** begin **

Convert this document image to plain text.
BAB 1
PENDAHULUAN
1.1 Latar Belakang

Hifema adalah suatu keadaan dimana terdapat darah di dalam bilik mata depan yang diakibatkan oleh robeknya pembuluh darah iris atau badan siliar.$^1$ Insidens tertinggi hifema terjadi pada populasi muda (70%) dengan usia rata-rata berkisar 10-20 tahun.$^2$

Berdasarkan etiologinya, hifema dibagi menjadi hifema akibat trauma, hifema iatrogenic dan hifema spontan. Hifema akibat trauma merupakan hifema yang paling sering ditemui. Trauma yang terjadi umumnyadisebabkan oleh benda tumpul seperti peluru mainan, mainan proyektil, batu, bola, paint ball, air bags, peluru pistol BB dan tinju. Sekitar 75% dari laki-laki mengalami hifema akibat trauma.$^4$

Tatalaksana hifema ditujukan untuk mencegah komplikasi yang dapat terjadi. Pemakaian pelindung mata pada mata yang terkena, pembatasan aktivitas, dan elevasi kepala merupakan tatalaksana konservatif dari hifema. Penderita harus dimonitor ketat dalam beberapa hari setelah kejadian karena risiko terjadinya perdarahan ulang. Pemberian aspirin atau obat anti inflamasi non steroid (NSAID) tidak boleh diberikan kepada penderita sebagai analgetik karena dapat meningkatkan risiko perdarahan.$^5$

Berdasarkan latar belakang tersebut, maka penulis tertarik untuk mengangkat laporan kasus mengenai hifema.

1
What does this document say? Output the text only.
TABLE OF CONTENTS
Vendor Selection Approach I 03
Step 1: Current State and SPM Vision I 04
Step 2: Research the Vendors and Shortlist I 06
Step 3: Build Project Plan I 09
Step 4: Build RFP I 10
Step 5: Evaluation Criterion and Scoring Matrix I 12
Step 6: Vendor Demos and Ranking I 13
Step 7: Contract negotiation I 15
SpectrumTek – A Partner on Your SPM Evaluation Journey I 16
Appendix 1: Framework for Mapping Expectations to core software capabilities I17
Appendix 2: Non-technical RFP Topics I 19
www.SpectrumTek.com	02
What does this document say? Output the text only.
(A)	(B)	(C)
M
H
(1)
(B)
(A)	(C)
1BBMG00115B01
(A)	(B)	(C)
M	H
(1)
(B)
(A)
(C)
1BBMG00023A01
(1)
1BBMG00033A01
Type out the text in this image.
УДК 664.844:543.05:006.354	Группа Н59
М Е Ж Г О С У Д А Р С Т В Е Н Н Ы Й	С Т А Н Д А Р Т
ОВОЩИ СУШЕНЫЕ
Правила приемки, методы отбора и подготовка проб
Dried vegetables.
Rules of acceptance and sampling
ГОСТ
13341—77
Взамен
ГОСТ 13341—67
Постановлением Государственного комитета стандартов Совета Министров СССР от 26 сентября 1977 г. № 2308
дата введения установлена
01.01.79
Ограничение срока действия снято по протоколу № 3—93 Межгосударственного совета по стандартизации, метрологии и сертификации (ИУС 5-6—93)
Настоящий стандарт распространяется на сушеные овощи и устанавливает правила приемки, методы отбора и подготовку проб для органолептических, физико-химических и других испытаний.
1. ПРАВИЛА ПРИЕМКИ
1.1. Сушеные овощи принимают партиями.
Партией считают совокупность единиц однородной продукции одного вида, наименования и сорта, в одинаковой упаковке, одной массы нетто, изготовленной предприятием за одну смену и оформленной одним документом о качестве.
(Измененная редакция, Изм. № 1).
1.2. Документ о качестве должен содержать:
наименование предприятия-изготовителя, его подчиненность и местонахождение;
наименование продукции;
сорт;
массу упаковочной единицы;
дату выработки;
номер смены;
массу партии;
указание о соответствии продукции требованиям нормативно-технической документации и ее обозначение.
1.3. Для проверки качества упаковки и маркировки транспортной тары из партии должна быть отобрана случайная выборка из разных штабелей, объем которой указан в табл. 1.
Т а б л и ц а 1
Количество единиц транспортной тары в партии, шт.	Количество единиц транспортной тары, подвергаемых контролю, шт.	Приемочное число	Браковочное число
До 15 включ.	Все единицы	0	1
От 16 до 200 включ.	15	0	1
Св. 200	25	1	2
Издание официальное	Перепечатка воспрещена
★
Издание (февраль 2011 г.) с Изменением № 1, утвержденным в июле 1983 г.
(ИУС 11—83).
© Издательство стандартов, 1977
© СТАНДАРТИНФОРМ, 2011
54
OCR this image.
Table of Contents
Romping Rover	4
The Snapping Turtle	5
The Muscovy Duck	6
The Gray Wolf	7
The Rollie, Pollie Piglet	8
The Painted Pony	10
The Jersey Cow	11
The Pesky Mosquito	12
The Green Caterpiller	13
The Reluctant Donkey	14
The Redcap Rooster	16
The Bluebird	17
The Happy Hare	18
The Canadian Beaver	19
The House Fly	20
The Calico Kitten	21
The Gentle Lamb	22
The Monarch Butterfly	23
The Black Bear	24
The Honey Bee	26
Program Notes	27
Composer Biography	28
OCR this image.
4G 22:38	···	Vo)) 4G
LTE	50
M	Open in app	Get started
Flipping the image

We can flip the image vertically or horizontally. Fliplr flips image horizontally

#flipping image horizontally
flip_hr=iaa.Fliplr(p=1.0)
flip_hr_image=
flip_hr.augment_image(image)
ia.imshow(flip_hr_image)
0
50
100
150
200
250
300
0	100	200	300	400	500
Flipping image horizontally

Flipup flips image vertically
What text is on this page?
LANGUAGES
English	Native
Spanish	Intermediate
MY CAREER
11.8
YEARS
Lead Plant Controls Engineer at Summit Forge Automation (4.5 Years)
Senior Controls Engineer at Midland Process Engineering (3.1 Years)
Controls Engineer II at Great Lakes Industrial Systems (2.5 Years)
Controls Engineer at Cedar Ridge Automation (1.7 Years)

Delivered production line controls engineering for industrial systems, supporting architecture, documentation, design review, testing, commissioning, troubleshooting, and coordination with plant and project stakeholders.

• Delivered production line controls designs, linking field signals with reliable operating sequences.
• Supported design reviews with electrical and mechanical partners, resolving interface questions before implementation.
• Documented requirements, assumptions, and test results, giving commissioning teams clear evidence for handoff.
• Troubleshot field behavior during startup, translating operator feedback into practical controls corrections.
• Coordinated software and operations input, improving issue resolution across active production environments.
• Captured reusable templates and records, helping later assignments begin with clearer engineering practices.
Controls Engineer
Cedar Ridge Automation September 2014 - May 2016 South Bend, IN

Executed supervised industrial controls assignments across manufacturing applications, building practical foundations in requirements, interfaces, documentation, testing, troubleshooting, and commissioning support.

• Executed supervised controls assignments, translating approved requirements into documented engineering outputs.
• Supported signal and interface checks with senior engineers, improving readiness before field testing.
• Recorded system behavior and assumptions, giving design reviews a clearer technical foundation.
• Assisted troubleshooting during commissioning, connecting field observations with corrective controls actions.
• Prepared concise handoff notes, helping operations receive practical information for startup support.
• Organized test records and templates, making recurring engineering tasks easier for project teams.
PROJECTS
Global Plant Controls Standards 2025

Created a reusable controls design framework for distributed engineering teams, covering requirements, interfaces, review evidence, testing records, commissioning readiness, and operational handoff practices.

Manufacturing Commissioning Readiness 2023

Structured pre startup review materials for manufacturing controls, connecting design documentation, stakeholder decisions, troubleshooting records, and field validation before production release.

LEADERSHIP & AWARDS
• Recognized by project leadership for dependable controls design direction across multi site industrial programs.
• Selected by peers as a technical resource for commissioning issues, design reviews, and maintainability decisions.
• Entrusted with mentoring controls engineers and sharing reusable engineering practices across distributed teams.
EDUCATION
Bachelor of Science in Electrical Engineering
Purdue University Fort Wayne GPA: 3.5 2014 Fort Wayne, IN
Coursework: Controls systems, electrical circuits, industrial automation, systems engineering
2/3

** end **

§ **Problem to solve**: Report only the number of lines that hold the word "Издание".

§ **The result**: 2